:: TESTO ESTRATTO ::
────────────────

Però ci aspettavamo una reazione migliore da parte di Napoli. E invece la Expert è entrata in campo con poca voglia di difendere. E – ancora una volta – di andare a rimbalzo. I nove punti iniziali di Trento arrivano tutti su secondi tiri (due triple e un gioco da tre punti di Pascolo). Poco importa che alla fine della partita il conto dei rimbalzi offensivi sia quasi pari, perché ancora una volta Napoli concede tantissimi punti da seconda opportunità (14) e da palla persa (13).

Ed è vero che alla Expert mancavano Allegretti e Valentini, ma è pure vero che Trento di fatto ha giocato in sei (più Lechtaler che ha fatto solo danni), e che la panchina ospite ha prodotto un punto e 0/6 al tiro.

────────────────

:: Voci del dataset ::
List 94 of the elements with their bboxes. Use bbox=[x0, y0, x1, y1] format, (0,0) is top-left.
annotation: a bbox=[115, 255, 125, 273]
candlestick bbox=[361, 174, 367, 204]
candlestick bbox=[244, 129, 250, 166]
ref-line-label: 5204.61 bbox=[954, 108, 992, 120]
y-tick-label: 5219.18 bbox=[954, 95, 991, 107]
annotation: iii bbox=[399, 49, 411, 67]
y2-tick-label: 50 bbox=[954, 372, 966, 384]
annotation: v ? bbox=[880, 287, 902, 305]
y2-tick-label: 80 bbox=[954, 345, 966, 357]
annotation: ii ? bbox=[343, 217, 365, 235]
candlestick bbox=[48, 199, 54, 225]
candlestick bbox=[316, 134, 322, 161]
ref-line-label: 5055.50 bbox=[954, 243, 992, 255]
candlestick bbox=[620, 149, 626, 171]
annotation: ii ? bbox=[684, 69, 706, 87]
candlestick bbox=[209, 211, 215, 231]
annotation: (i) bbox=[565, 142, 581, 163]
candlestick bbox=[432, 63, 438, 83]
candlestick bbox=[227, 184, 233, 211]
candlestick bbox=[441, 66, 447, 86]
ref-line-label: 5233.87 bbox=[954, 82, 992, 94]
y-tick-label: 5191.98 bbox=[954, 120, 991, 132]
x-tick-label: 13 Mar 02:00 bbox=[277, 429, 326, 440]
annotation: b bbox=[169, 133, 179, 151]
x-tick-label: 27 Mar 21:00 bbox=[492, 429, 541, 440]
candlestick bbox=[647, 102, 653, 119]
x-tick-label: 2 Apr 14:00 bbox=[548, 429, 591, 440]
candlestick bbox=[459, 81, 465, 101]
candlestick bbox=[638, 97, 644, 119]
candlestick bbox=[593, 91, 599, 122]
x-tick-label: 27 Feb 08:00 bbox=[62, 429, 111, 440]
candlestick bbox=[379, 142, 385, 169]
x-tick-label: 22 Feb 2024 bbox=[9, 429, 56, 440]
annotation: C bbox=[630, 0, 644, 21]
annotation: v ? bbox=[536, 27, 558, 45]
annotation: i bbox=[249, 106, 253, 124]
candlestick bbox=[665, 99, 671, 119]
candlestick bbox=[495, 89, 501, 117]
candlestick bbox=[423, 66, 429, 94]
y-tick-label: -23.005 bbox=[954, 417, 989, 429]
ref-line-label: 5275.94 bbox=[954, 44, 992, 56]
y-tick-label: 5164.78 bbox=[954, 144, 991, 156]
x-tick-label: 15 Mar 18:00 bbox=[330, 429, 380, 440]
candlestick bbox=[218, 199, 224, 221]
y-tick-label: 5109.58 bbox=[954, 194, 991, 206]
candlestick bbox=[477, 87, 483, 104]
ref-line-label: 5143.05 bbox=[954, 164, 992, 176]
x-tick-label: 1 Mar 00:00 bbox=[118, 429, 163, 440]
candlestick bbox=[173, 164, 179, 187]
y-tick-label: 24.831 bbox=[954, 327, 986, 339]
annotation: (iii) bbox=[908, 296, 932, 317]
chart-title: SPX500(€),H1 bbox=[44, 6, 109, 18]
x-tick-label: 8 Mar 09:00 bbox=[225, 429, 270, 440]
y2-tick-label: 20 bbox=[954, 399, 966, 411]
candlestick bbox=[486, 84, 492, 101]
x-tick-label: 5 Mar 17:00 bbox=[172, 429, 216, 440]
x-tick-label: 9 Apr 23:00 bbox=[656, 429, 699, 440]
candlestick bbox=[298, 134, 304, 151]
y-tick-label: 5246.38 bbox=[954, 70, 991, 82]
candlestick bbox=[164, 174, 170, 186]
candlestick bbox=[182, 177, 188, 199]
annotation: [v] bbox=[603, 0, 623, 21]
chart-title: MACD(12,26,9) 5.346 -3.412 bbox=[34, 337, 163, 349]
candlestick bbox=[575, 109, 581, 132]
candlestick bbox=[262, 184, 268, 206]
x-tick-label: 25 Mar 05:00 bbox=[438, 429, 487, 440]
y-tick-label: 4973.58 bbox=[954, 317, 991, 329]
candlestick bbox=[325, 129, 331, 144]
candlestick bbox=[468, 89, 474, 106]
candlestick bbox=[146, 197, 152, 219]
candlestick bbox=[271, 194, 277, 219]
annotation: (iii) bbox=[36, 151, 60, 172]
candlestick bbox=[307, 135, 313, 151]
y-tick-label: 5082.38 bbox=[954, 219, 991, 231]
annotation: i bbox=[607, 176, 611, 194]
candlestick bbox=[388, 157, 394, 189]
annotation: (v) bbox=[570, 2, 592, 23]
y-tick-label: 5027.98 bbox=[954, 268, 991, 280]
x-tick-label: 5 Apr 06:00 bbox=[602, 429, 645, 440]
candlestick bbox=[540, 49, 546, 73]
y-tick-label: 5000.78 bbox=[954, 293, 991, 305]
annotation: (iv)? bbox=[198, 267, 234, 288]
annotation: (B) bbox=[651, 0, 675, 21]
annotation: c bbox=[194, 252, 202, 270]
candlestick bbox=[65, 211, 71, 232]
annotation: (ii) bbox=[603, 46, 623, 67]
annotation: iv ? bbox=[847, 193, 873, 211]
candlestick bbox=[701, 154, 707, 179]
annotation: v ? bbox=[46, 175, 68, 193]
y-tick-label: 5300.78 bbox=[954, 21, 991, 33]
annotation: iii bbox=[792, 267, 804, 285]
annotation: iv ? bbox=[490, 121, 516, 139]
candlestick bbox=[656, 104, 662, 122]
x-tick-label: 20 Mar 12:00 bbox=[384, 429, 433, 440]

────────────────

:: OBIETTIVI ::
**a)** Rispondi alle domande seguenti sulla cronaca della partita:
(i) Quanti punti da seconda opportunità concede Napoli?
(ii) Quali giocatori mancavano alla Expert?
(iii) Quanti punti ha prodotto la panchina ospite e con quale bilancio al tiro?
**b)** Disponi in una tabella Markdown con colonne Nr e Riga le righe dei record, dalla prima fino a quella che contiene "annotation: (i) bbox=[565, 142, 581, 163]", entrambe incluse, omettendo le righe vuote.

:: OUTPUT PER COMPITO ::
**a)**
(i) 14.
(ii) Allegretti e Valentini.
(iii) Un punto, con 0/6 al tiro.

**b)**
| Nr | Riga |
|---|---|
| 1 | List 94 of the elements with their bboxes. Use bbox=[x0, y0, x1, y1] format, (0,0) is top-left. |
| 2 | annotation: a bbox=[115, 255, 125, 273] |
| 3 | candlestick bbox=[361, 174, 367, 204] |
| 4 | candlestick bbox=[244, 129, 250, 166] |
| 5 | ref-line-label: 5204.61 bbox=[954, 108, 992, 120] |
| 6 | y-tick-label: 5219.18 bbox=[954, 95, 991, 107] |
| 7 | annotation: iii bbox=[399, 49, 411, 67] |
| 8 | y2-tick-label: 50 bbox=[954, 372, 966, 384] |
| 9 | annotation: v ? bbox=[880, 287, 902, 305] |
| 10 | y2-tick-label: 80 bbox=[954, 345, 966, 357] |
| 11 | annotation: ii ? bbox=[343, 217, 365, 235] |
| 12 | candlestick bbox=[48, 199, 54, 225] |
| 13 | candlestick bbox=[316, 134, 322, 161] |
| 14 | ref-line-label: 5055.50 bbox=[954, 243, 992, 255] |
| 15 | candlestick bbox=[620, 149, 626, 171] |
| 16 | annotation: ii ? bbox=[684, 69, 706, 87] |
| 17 | candlestick bbox=[209, 211, 215, 231] |
| 18 | annotation: (i) bbox=[565, 142, 581, 163] |